__Source__.

India beckons you in, seduces you then transforms you. Life is considered to be lived wholly, absolutely and perfectly, only when your soul encounters this Land of Holiness
It is not just a country; it is life.
It slaps you on the face and puts you exactly where you need to be. If you are a complainer, it will make sure you encounter as much poverty as possible. If, like me, before my first visit, you are reluctant to be with yourself, then it will present as many situations that shove you in that direction. The list goes on but what one needs to be fully aware is that the awakening shocks through you like thunder. It will strip you off the layers that keep you comfortable and warm; layers that limit your growth and life itself. It does that in the most sensual of ways - like a lover undressing you when the soul wishes to bond. Once this happens, the lover leaves your side, you are alone to face the stage and the audience
You change forever and there is no turning back
The thing is this, I thought that my first visit was all about infatuation at first sight – the kind of little girl excitement you experience when you visit a place for a brand-new time and you're just about falling in love with anything and everything every two seconds.

__Dataset rows__.
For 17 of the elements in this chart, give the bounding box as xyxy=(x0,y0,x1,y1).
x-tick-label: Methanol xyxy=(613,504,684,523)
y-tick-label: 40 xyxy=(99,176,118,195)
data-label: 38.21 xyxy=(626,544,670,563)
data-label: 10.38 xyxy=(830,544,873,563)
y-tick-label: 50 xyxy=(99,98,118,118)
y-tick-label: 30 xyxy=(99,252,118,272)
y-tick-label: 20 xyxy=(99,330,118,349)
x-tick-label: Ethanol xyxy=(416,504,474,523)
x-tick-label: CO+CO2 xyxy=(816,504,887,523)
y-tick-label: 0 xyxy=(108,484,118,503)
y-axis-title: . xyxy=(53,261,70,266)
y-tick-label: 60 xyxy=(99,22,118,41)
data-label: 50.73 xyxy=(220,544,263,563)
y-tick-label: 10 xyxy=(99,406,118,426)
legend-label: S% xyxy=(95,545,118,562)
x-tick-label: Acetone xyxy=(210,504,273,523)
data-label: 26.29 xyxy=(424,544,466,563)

__What is being asked__.
Please reproduce the whole passage about India at the top of the page, word for word.

__Answer to the exercise__.
India beckons you in, seduces you then transforms you. Life is considered to be lived wholly, absolutely and perfectly, only when your soul encounters this Land of Holiness
It is not just a country; it is life.
It slaps you on the face and puts you exactly where you need to be. If you are a complainer, it will make sure you encounter as much poverty as possible. If, like me, before my first visit, you are reluctant to be with yourself, then it will present as many situations that shove you in that direction. The list goes on but what one needs to be fully aware is that the awakening shocks through you like thunder. It will strip you off the layers that keep you comfortable and warm; layers that limit your growth and life itself. It does that in the most sensual of ways - like a lover undressing you when the soul wishes to bond. Once this happens, the lover leaves your side, you are alone to face the stage and the audience
You change forever and there is no turning back
The thing is this, I thought that my first visit was all about infatuation at first sight – the kind of little girl excitement you experience when you visit a place for a brand-new time and you're just about falling in love with anything and everything every two seconds.